**Records:**
════

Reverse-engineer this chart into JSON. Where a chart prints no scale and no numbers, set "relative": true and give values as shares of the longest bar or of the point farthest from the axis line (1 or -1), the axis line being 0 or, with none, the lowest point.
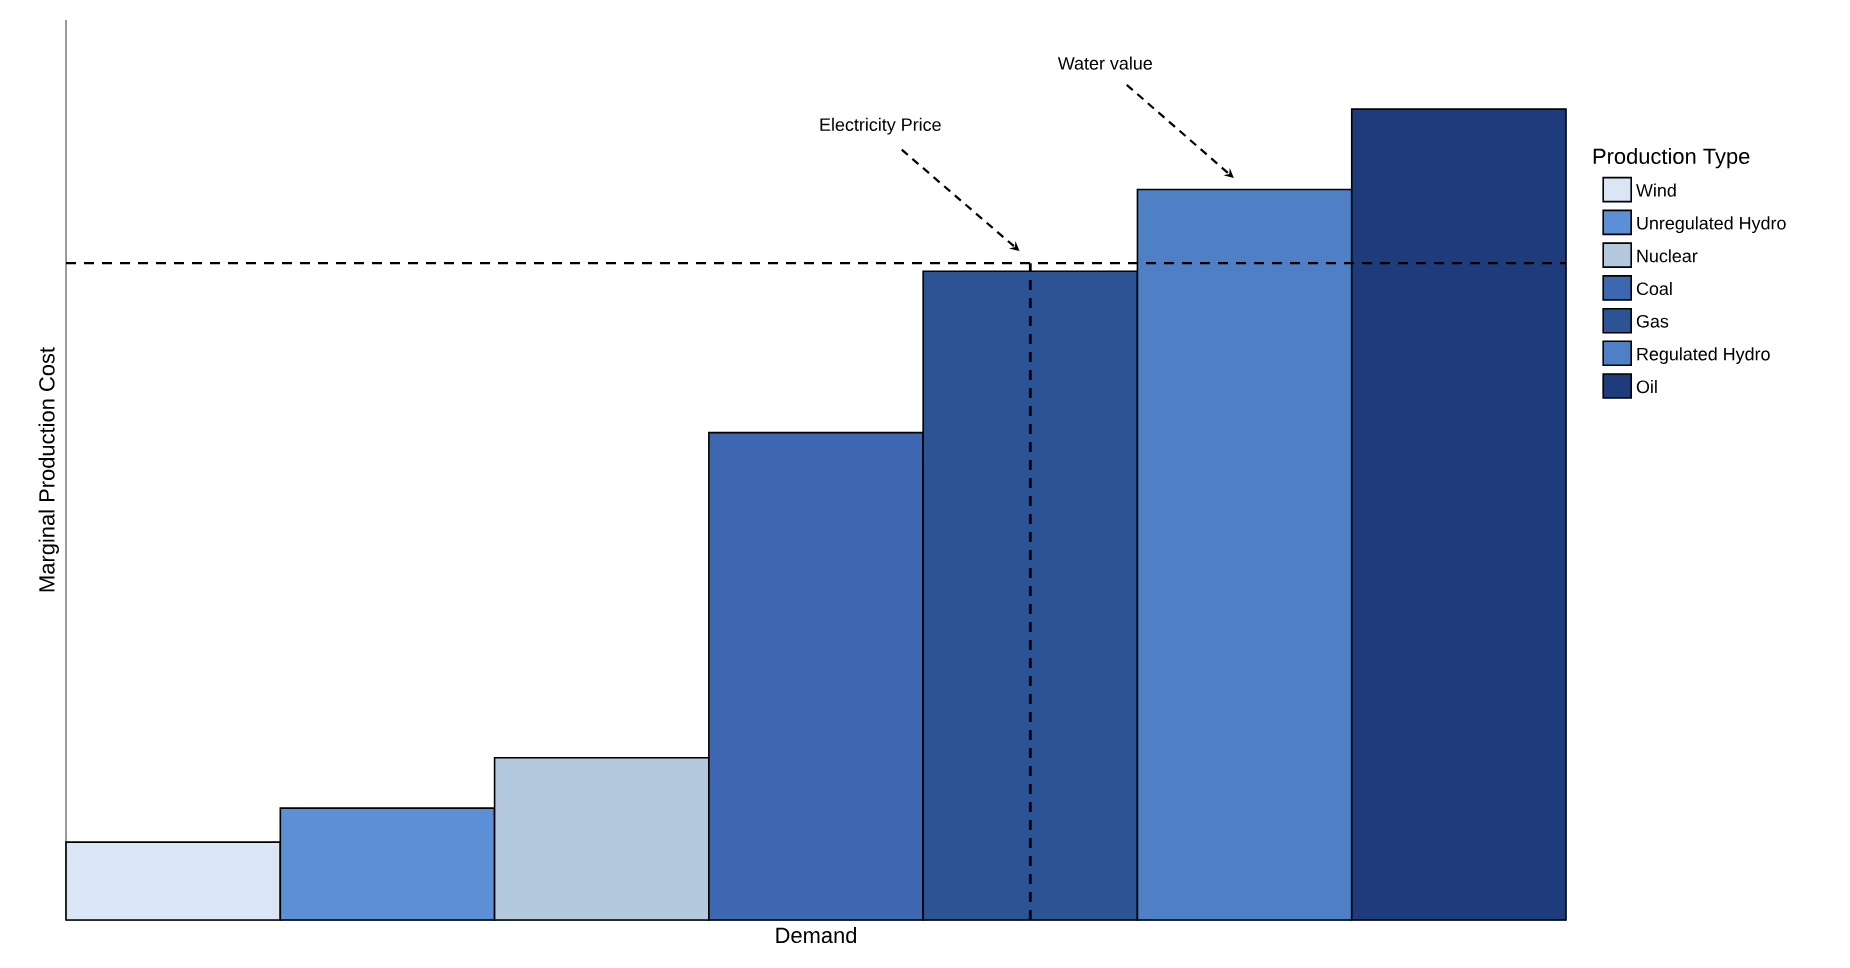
{
  "chart_data": {
    "type": "bar",
    "relative": true,
    "xlabel": "Demand",
    "ylabel": "Marginal Production Cost",
    "legend_title": "Production Type",
    "legend": "right",
    "stacked": true,
    "categories": [
      null,
      null,
      null,
      null,
      null,
      null,
      null
    ],
    "series": [
      {
        "name": "Wind",
        "color": "#dae6f5",
        "values": [
          0.096,
          null,
          null,
          null,
          null,
          null,
          null
        ]
      },
      {
        "name": "Unregulated Hydro",
        "color": "#5b8fd6",
        "values": [
          null,
          0.138,
          null,
          null,
          null,
          null,
          null
        ]
      },
      {
        "name": "Nuclear",
        "color": "#b4c8de",
        "values": [
          null,
          null,
          0.2,
          null,
          null,
          null,
          null
        ]
      },
      {
        "name": "Coal",
        "color": "#3d67b0",
        "values": [
          null,
          null,
          null,
          0.601,
          null,
          null,
          null
        ]
      },
      {
        "name": "Gas",
        "color": "#2c5394",
        "values": [
          null,
          null,
          null,
          null,
          0.8,
          null,
          null
        ]
      },
      {
        "name": "Regulated Hydro",
        "color": "#4f7fc4",
        "values": [
          null,
          null,
          null,
          null,
          null,
          0.901,
          null
        ]
      },
      {
        "name": "Oil",
        "color": "#1e3c7c",
        "values": [
          null,
          null,
          null,
          null,
          null,
          null,
          1
        ]
      }
    ],
    "ref_lines": [
      {
        "axis": "y",
        "value": 0.81,
        "line_style": "dashed"
      }
    ],
    "annotations": [
      "Electricity Price",
      "Water value"
    ]
  }
}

════

**What the task asks:** Your copy should repeat each entry above exactly but contain no pictures.

**Correct output:**
Reverse-engineer this chart into JSON. Where a chart prints no scale and no numbers, set "relative": true and give values as shares of the longest bar or of the point farthest from the axis line (1 or -1), the axis line being 0 or, with none, the lowest point.
{
  "chart_data": {
    "type": "bar",
    "relative": true,
    "xlabel": "Demand",
    "ylabel": "Marginal Production Cost",
    "legend_title": "Production Type",
    "legend": "right",
    "stacked": true,
    "categories": [
      null,
      null,
      null,
      null,
      null,
      null,
      null
    ],
    "series": [
      {
        "name": "Wind",
        "color": "#dae6f5",
        "values": [
          0.096,
          null,
          null,
          null,
          null,
          null,
          null
        ]
      },
      {
        "name": "Unregulated Hydro",
        "color": "#5b8fd6",
        "values": [
          null,
          0.138,
          null,
          null,
          null,
          null,
          null
        ]
      },
      {
        "name": "Nuclear",
        "color": "#b4c8de",
        "values": [
          null,
          null,
          0.2,
          null,
          null,
          null,
          null
        ]
      },
      {
        "name": "Coal",
        "color": "#3d67b0",
        "values": [
          null,
          null,
          null,
          0.601,
          null,
          null,
          null
        ]
      },
      {
        "name": "Gas",
        "color": "#2c5394",
        "values": [
          null,
          null,
          null,
          null,
          0.8,
          null,
          null
        ]
      },
      {
        "name": "Regulated Hydro",
        "color": "#4f7fc4",
        "values": [
          null,
          null,
          null,
          null,
          null,
          0.901,
          null
        ]
      },
      {
        "name": "Oil",
        "color": "#1e3c7c",
        "values": [
          null,
          null,
          null,
          null,
          null,
          null,
          1
        ]
      }
    ],
    "ref_lines": [
      {
        "axis": "y",
        "value": 0.81,
        "line_style": "dashed"
      }
    ],
    "annotations": [
      "Electricity Price",
      "Water value"
    ]
  }
}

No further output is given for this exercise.